## [Stated problem]
Produce an exact transcription of the listing below, omitting the pictures.

(Records excerpted from a collection)
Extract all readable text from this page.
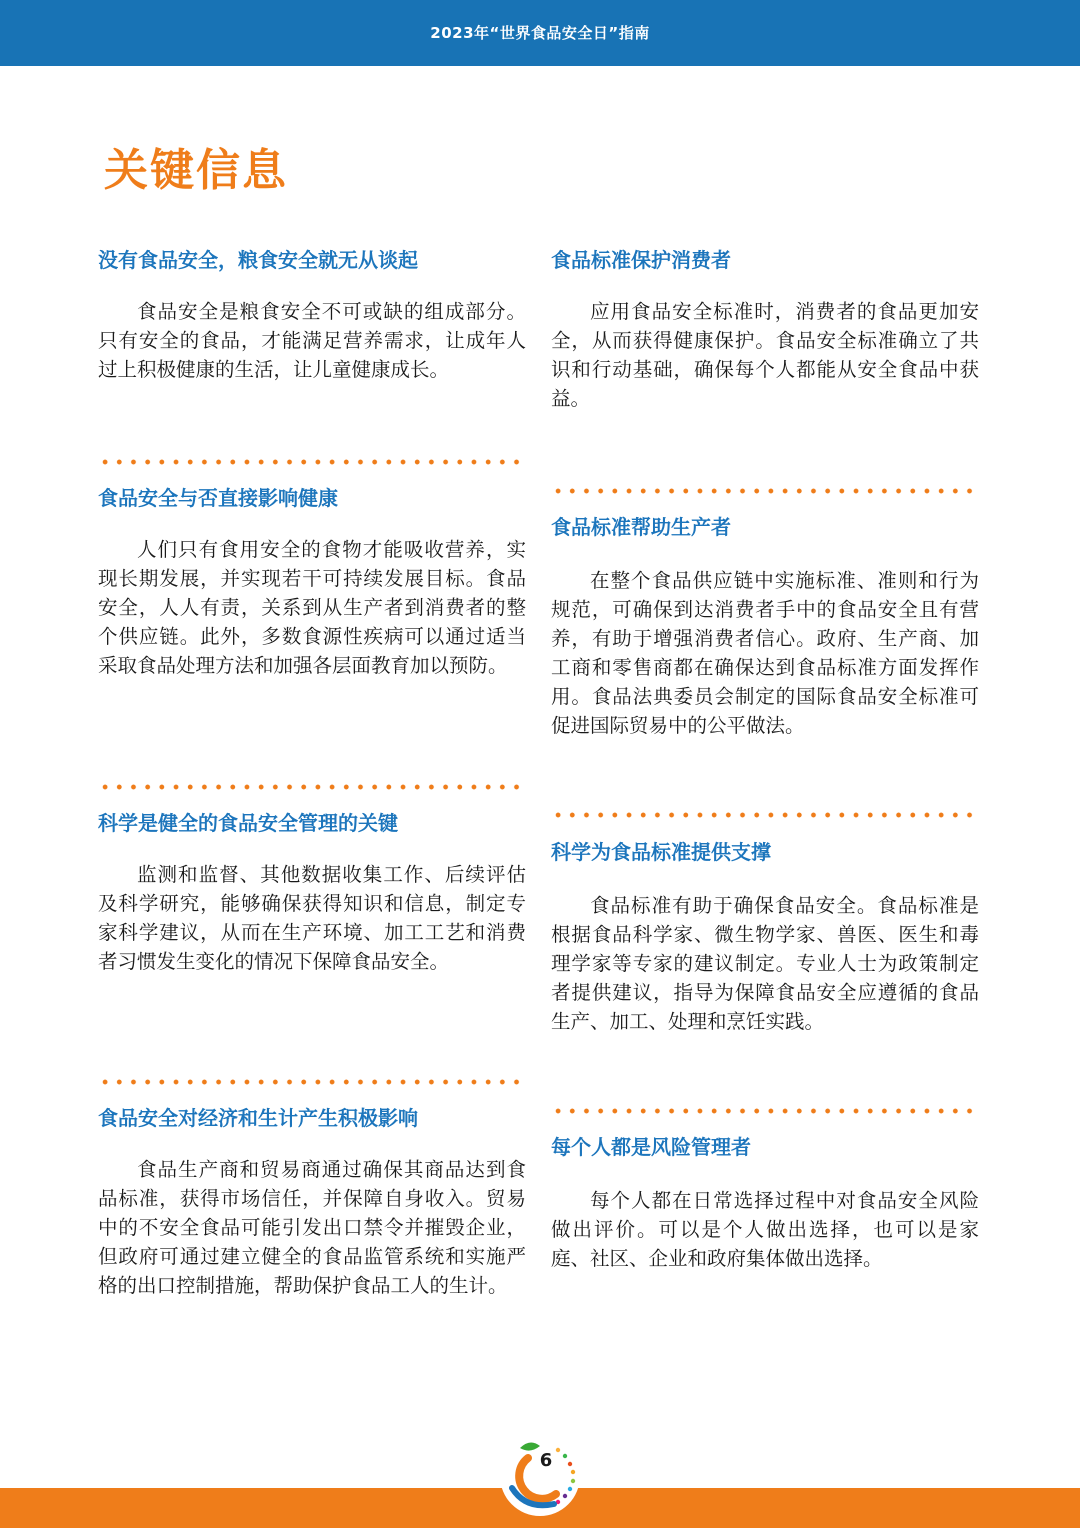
2023年“世界食品安全日”指南
关键信息
没有食品安全，粮食安全就无从谈起

食品安全是粮食安全不可或缺的组成部分。只有安全的食品，才能满足营养需求，让成年人过上积极健康的生活，让儿童健康成长。

食品安全与否直接影响健康

人们只有食用安全的食物才能吸收营养，实现长期发展，并实现若干可持续发展目标。食品安全，人人有责，关系到从生产者到消费者的整个供应链。此外，多数食源性疾病可以通过适当采取食品处理方法和加强各层面教育加以预防。

科学是健全的食品安全管理的关键

监测和监督、其他数据收集工作、后续评估及科学研究，能够确保获得知识和信息，制定专家科学建议，从而在生产环境、加工工艺和消费者习惯发生变化的情况下保障食品安全。

食品安全对经济和生计产生积极影响

食品生产商和贸易商通过确保其商品达到食品标准，获得市场信任，并保障自身收入。贸易中的不安全食品可能引发出口禁令并摧毁企业，但政府可通过建立健全的食品监管系统和实施严格的出口控制措施，帮助保护食品工人的生计。

食品标准保护消费者

应用食品安全标准时，消费者的食品更加安全，从而获得健康保护。食品安全标准确立了共识和行动基础，确保每个人都能从安全食品中获益。

食品标准帮助生产者

在整个食品供应链中实施标准、准则和行为规范，可确保到达消费者手中的食品安全且有营养，有助于增强消费者信心。政府、生产商、加工商和零售商都在确保达到食品标准方面发挥作用。食品法典委员会制定的国际食品安全标准可促进国际贸易中的公平做法。

科学为食品标准提供支撑

食品标准有助于确保食品安全。食品标准是根据食品科学家、微生物学家、兽医、医生和毒理学家等专家的建议制定。专业人士为政策制定者提供建议，指导为保障食品安全应遵循的食品生产、加工、处理和烹饪实践。

每个人都是风险管理者

每个人都在日常选择过程中对食品安全风险做出评价。可以是个人做出选择，也可以是家庭、社区、企业和政府集体做出选择。

6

## [The reply]
Extract all readable text from this page.
2023年“世界食品安全日”指南
关键信息
没有食品安全，粮食安全就无从谈起

食品安全是粮食安全不可或缺的组成部分。只有安全的食品，才能满足营养需求，让成年人过上积极健康的生活，让儿童健康成长。

食品安全与否直接影响健康

人们只有食用安全的食物才能吸收营养，实现长期发展，并实现若干可持续发展目标。食品安全，人人有责，关系到从生产者到消费者的整个供应链。此外，多数食源性疾病可以通过适当采取食品处理方法和加强各层面教育加以预防。

科学是健全的食品安全管理的关键

监测和监督、其他数据收集工作、后续评估及科学研究，能够确保获得知识和信息，制定专家科学建议，从而在生产环境、加工工艺和消费者习惯发生变化的情况下保障食品安全。

食品安全对经济和生计产生积极影响

食品生产商和贸易商通过确保其商品达到食品标准，获得市场信任，并保障自身收入。贸易中的不安全食品可能引发出口禁令并摧毁企业，但政府可通过建立健全的食品监管系统和实施严格的出口控制措施，帮助保护食品工人的生计。

食品标准保护消费者

应用食品安全标准时，消费者的食品更加安全，从而获得健康保护。食品安全标准确立了共识和行动基础，确保每个人都能从安全食品中获益。

食品标准帮助生产者

在整个食品供应链中实施标准、准则和行为规范，可确保到达消费者手中的食品安全且有营养，有助于增强消费者信心。政府、生产商、加工商和零售商都在确保达到食品标准方面发挥作用。食品法典委员会制定的国际食品安全标准可促进国际贸易中的公平做法。

科学为食品标准提供支撑

食品标准有助于确保食品安全。食品标准是根据食品科学家、微生物学家、兽医、医生和毒理学家等专家的建议制定。专业人士为政策制定者提供建议，指导为保障食品安全应遵循的食品生产、加工、处理和烹饪实践。

每个人都是风险管理者

每个人都在日常选择过程中对食品安全风险做出评价。可以是个人做出选择，也可以是家庭、社区、企业和政府集体做出选择。

6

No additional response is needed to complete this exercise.